* TASK PROMPT
Copy each entry as it stands, leaving nothing out.

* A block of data
....

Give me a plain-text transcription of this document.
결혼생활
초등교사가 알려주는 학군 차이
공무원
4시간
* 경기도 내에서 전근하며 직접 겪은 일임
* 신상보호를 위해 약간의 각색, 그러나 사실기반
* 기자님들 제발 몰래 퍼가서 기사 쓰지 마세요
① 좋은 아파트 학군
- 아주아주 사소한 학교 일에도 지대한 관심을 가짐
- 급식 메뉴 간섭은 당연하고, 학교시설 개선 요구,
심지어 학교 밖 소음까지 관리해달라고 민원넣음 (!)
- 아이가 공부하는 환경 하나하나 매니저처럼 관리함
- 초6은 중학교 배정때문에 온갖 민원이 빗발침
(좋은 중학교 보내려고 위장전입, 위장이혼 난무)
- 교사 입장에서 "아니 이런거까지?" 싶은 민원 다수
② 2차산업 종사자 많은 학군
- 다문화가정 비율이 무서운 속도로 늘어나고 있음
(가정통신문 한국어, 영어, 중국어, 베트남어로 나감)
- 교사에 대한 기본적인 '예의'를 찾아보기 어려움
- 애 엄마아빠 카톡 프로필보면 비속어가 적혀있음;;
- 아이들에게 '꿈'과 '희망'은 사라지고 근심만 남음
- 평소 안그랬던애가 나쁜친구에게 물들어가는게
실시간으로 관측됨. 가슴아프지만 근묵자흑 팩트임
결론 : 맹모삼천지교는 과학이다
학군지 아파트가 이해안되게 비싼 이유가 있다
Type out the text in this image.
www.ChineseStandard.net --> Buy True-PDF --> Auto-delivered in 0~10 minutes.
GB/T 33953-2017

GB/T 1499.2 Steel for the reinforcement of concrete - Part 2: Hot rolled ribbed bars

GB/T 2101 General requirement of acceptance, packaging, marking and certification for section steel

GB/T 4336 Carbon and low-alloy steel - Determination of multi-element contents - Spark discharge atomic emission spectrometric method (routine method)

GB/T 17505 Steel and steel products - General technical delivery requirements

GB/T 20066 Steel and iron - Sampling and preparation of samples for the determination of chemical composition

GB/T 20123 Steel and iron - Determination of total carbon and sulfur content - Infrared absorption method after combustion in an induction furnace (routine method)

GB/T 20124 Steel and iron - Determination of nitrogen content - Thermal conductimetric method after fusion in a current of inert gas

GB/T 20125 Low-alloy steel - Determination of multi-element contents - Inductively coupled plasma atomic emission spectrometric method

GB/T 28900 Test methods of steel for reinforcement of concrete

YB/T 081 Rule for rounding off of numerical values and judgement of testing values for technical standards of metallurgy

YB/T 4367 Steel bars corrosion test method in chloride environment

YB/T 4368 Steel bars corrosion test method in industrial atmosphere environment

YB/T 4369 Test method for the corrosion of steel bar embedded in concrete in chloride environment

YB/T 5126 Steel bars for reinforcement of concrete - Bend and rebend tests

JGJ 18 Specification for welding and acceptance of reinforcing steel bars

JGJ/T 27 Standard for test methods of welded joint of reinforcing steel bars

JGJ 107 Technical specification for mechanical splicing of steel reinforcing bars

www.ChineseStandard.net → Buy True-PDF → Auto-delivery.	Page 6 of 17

....

* WRITTEN ANSWER
Give me a plain-text transcription of this document.
결혼생활
초등교사가 알려주는 학군 차이
공무원
4시간
* 경기도 내에서 전근하며 직접 겪은 일임
* 신상보호를 위해 약간의 각색, 그러나 사실기반
* 기자님들 제발 몰래 퍼가서 기사 쓰지 마세요
① 좋은 아파트 학군
- 아주아주 사소한 학교 일에도 지대한 관심을 가짐
- 급식 메뉴 간섭은 당연하고, 학교시설 개선 요구,
심지어 학교 밖 소음까지 관리해달라고 민원넣음 (!)
- 아이가 공부하는 환경 하나하나 매니저처럼 관리함
- 초6은 중학교 배정때문에 온갖 민원이 빗발침
(좋은 중학교 보내려고 위장전입, 위장이혼 난무)
- 교사 입장에서 "아니 이런거까지?" 싶은 민원 다수
② 2차산업 종사자 많은 학군
- 다문화가정 비율이 무서운 속도로 늘어나고 있음
(가정통신문 한국어, 영어, 중국어, 베트남어로 나감)
- 교사에 대한 기본적인 '예의'를 찾아보기 어려움
- 애 엄마아빠 카톡 프로필보면 비속어가 적혀있음;;
- 아이들에게 '꿈'과 '희망'은 사라지고 근심만 남음
- 평소 안그랬던애가 나쁜친구에게 물들어가는게
실시간으로 관측됨. 가슴아프지만 근묵자흑 팩트임
결론 : 맹모삼천지교는 과학이다
학군지 아파트가 이해안되게 비싼 이유가 있다
Type out the text in this image.
www.ChineseStandard.net --> Buy True-PDF --> Auto-delivered in 0~10 minutes.
GB/T 33953-2017

GB/T 1499.2 Steel for the reinforcement of concrete - Part 2: Hot rolled ribbed bars

GB/T 2101 General requirement of acceptance, packaging, marking and certification for section steel

GB/T 4336 Carbon and low-alloy steel - Determination of multi-element contents - Spark discharge atomic emission spectrometric method (routine method)

GB/T 17505 Steel and steel products - General technical delivery requirements

GB/T 20066 Steel and iron - Sampling and preparation of samples for the determination of chemical composition

GB/T 20123 Steel and iron - Determination of total carbon and sulfur content - Infrared absorption method after combustion in an induction furnace (routine method)

GB/T 20124 Steel and iron - Determination of nitrogen content - Thermal conductimetric method after fusion in a current of inert gas

GB/T 20125 Low-alloy steel - Determination of multi-element contents - Inductively coupled plasma atomic emission spectrometric method

GB/T 28900 Test methods of steel for reinforcement of concrete

YB/T 081 Rule for rounding off of numerical values and judgement of testing values for technical standards of metallurgy

YB/T 4367 Steel bars corrosion test method in chloride environment

YB/T 4368 Steel bars corrosion test method in industrial atmosphere environment

YB/T 4369 Test method for the corrosion of steel bar embedded in concrete in chloride environment

YB/T 5126 Steel bars for reinforcement of concrete - Bend and rebend tests

JGJ 18 Specification for welding and acceptance of reinforcing steel bars

JGJ/T 27 Standard for test methods of welded joint of reinforcing steel bars

JGJ 107 Technical specification for mechanical splicing of steel reinforcing bars

www.ChineseStandard.net → Buy True-PDF → Auto-delivery.	Page 6 of 17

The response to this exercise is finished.